■ Dataset entries

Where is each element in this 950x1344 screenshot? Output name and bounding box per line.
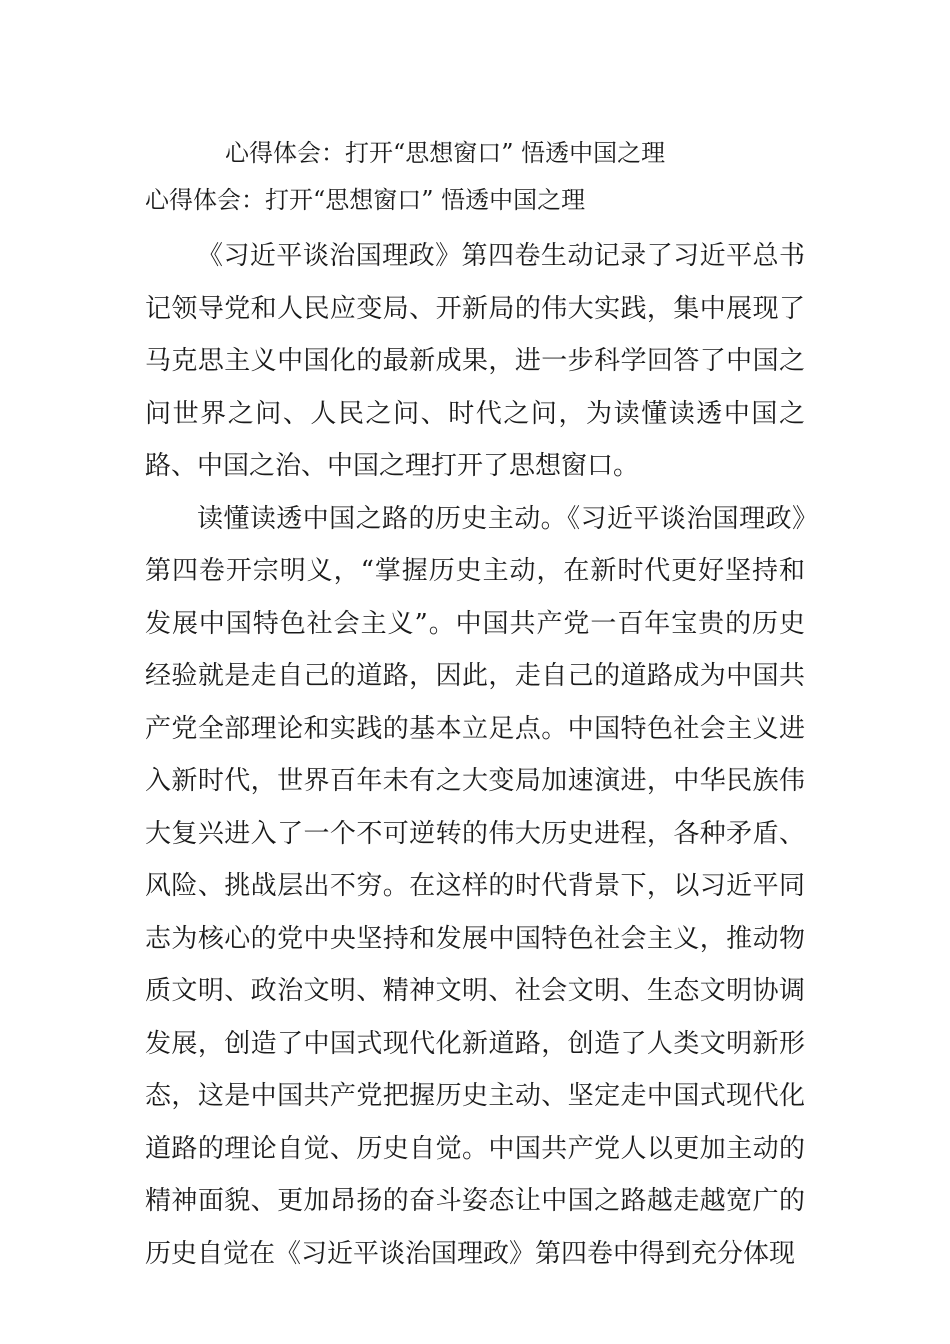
document-title-repeated: 心得体会：打开“思想窗口” 悟透中国之理 — [145, 186, 586, 214]
document-title-centered: 心得体会：打开“思想窗口” 悟透中国之理 — [225, 139, 666, 167]
document-body — [145, 230, 805, 1280]
paragraph-history-initiative: 读懂读透中国之路的历史主动。《习近平谈治国理政》第四卷开宗明义，“掌握历史主动，在新时代更好坚持和发展中国特色社会主义”。中国共产党一百年宝贵的历史经验就是走自己的道路，因此，走自己的道路成为中国共产党全部理论和实践的基本立足点。中国特色社会主义进入新时代，世界百年未有之大变局加速演进，中华民族伟大复兴进入了一个不可逆转的伟大历史进程，各种矛盾、风险、挑战层出不穷。在这样的时代背景下，以习近平同志为核心的党中央坚持和发展中国特色社会主义，推动物质文明、政治文明、精神文明、社会文明、生态文明协调发展，创造了中国式现代化新道路，创造了人类文明新形态，这是中国共产党把握历史主动、坚定走中国式现代化道路的理论自觉、历史自觉。中国共产党人以更加主动的精神面貌、更加昂扬的奋斗姿态让中国之路越走越宽广的历史自觉在《习近平谈治国理政》第四卷中得到充分体现 — [145, 503, 805, 1269]
paragraph-intro: 《习近平谈治国理政》第四卷生动记录了习近平总书记领导党和人民应变局、开新局的伟大实践，集中展现了马克思主义中国化的最新成果，进一步科学回答了中国之问世界之问、人民之问、时代之问，为读懂读透中国之路、中国之治、中国之理打开了思想窗口。 — [145, 241, 805, 481]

■ YOUR GOAL
Copy the listing above line for line, without any changes, and leave the picture out.

■ REPLY TO THE TASK
Where is each element in this 950x1344 screenshot? Output name and bounding box per line.
document-title-repeated: 心得体会：打开“思想窗口” 悟透中国之理 — [145, 186, 586, 214]
document-title-centered: 心得体会：打开“思想窗口” 悟透中国之理 — [225, 139, 666, 167]
document-body — [145, 230, 805, 1280]
paragraph-history-initiative: 读懂读透中国之路的历史主动。《习近平谈治国理政》第四卷开宗明义，“掌握历史主动，在新时代更好坚持和发展中国特色社会主义”。中国共产党一百年宝贵的历史经验就是走自己的道路，因此，走自己的道路成为中国共产党全部理论和实践的基本立足点。中国特色社会主义进入新时代，世界百年未有之大变局加速演进，中华民族伟大复兴进入了一个不可逆转的伟大历史进程，各种矛盾、风险、挑战层出不穷。在这样的时代背景下，以习近平同志为核心的党中央坚持和发展中国特色社会主义，推动物质文明、政治文明、精神文明、社会文明、生态文明协调发展，创造了中国式现代化新道路，创造了人类文明新形态，这是中国共产党把握历史主动、坚定走中国式现代化道路的理论自觉、历史自觉。中国共产党人以更加主动的精神面貌、更加昂扬的奋斗姿态让中国之路越走越宽广的历史自觉在《习近平谈治国理政》第四卷中得到充分体现 — [145, 503, 805, 1269]
paragraph-intro: 《习近平谈治国理政》第四卷生动记录了习近平总书记领导党和人民应变局、开新局的伟大实践，集中展现了马克思主义中国化的最新成果，进一步科学回答了中国之问世界之问、人民之问、时代之问，为读懂读透中国之路、中国之治、中国之理打开了思想窗口。 — [145, 241, 805, 481]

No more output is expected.